* Set problem *
Pick out each line with the word "image" from the material that follows.

=== Rows ===

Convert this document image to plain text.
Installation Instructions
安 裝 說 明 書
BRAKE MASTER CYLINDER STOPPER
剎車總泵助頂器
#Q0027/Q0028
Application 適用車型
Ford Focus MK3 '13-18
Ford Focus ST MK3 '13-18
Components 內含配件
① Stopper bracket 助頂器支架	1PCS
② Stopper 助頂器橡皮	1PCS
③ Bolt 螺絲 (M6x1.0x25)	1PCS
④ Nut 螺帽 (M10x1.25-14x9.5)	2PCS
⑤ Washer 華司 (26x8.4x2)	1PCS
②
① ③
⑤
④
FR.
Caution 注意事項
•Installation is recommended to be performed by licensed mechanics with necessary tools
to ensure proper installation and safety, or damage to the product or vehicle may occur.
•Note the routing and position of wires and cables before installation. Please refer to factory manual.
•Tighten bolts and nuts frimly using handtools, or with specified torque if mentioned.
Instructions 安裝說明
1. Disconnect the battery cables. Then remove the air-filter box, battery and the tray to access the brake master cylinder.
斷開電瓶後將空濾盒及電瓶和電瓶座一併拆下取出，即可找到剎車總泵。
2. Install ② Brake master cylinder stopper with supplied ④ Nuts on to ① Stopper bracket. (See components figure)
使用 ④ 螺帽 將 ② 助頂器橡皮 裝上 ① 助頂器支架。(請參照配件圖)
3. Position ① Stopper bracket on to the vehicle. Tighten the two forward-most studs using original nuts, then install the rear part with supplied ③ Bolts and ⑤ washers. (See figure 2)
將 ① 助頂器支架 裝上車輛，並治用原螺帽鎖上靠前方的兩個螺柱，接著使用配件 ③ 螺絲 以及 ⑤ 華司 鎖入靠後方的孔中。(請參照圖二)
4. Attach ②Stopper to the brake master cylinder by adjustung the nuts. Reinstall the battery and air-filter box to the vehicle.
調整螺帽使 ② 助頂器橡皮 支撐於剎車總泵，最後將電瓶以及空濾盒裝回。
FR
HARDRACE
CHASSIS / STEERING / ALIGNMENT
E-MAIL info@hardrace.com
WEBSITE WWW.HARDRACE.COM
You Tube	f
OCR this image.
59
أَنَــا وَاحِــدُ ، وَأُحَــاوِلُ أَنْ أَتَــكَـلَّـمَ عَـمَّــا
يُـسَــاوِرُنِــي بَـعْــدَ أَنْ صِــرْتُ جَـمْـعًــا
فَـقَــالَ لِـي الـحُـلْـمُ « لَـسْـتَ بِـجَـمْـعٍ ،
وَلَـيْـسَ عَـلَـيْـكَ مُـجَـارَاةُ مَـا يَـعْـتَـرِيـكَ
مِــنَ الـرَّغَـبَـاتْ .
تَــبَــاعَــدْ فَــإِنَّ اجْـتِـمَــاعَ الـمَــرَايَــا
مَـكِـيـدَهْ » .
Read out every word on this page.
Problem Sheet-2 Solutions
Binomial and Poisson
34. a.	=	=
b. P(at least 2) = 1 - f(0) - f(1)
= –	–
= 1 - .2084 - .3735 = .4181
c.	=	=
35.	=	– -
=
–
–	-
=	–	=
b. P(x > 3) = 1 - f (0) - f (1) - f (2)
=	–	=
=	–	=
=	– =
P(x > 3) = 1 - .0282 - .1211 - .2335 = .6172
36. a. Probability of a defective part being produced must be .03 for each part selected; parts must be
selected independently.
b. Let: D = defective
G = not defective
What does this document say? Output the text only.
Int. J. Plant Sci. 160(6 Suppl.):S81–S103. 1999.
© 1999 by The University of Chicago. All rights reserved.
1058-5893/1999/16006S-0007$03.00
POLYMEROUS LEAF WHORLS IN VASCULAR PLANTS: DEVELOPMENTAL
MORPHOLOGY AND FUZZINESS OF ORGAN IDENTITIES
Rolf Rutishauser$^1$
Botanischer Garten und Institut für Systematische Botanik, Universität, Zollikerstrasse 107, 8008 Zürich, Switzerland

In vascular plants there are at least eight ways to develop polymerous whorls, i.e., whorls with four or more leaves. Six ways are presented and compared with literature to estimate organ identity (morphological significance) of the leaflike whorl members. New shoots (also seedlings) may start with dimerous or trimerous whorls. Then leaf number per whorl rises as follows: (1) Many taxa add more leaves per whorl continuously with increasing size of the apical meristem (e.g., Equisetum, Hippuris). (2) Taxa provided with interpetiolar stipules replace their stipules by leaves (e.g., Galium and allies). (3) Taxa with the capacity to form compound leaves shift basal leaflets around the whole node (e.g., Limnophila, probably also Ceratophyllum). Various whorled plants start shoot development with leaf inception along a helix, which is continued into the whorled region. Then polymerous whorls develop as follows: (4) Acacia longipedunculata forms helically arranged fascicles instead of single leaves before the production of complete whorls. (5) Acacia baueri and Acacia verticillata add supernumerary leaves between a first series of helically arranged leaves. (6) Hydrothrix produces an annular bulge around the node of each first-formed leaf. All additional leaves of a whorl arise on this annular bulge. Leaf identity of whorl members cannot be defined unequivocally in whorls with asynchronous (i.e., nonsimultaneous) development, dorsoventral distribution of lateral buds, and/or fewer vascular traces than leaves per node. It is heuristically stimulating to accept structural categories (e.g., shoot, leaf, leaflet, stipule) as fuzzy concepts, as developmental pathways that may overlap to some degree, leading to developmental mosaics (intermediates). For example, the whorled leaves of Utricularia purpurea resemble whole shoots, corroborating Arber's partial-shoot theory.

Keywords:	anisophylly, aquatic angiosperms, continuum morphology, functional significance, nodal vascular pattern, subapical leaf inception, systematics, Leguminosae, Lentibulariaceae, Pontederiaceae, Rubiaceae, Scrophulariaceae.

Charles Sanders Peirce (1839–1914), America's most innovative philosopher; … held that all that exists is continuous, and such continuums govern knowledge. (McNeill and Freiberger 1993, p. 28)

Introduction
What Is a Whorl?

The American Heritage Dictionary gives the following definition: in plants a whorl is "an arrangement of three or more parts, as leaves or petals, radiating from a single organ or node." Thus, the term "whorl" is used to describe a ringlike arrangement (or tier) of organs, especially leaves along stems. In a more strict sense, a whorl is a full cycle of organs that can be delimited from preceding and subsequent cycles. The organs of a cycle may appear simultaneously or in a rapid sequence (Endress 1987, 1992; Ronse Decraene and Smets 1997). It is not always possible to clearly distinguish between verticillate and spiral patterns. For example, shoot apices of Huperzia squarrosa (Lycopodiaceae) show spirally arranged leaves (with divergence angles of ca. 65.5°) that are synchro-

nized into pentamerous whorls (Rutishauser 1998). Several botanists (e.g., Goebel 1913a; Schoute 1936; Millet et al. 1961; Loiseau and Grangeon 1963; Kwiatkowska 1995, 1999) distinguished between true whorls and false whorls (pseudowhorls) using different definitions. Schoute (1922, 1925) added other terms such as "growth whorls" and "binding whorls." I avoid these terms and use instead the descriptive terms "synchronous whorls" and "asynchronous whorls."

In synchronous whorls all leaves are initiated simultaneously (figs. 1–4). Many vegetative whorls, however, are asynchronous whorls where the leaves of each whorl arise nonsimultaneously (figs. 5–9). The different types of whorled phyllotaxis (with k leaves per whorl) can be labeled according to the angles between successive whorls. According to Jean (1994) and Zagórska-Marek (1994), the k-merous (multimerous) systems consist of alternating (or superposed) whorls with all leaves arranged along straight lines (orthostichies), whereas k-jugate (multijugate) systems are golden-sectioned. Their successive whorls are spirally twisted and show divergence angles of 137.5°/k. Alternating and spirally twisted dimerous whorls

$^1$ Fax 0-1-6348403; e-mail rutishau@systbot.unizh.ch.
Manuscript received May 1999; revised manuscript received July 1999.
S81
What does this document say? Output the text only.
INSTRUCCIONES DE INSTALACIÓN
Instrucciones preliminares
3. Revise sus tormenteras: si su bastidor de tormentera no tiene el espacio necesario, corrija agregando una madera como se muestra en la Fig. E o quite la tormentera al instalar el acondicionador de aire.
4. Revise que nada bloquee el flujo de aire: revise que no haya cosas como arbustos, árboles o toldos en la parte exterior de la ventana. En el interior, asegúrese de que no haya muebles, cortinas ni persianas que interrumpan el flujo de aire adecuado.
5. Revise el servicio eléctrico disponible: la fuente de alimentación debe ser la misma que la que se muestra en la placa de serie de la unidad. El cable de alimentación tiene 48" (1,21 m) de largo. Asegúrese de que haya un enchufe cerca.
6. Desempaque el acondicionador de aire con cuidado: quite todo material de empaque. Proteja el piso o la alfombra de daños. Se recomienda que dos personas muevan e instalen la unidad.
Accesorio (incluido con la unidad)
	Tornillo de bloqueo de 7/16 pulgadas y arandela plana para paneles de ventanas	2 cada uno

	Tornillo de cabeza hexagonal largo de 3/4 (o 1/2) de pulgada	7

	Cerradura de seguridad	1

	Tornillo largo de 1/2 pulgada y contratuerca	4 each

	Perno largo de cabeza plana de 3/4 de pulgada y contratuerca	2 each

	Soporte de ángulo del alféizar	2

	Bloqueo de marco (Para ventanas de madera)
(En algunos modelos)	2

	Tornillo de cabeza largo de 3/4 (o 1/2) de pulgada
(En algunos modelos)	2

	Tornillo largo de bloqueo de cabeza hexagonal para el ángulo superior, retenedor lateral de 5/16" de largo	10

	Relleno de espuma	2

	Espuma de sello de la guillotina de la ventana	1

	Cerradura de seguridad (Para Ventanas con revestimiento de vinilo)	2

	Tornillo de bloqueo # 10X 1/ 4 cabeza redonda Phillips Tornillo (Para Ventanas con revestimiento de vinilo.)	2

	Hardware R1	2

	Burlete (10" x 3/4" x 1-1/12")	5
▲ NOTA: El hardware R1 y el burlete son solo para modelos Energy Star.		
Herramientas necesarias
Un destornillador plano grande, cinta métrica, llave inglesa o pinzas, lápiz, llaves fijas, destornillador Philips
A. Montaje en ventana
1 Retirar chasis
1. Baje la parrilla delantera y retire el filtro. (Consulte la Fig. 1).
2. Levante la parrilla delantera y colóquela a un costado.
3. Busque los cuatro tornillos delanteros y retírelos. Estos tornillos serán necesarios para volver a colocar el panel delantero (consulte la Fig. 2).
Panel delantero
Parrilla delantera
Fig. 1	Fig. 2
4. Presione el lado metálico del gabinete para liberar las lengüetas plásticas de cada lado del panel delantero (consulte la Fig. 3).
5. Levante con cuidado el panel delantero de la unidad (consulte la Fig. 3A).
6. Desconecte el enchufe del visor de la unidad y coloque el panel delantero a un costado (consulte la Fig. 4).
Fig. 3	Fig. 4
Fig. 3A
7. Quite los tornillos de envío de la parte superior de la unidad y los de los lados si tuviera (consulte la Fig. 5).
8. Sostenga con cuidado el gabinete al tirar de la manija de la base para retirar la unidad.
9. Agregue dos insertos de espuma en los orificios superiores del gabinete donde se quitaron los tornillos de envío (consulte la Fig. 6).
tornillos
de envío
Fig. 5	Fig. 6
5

===

* Reply to the task *
Convert this document image to plain text.
OCR this image.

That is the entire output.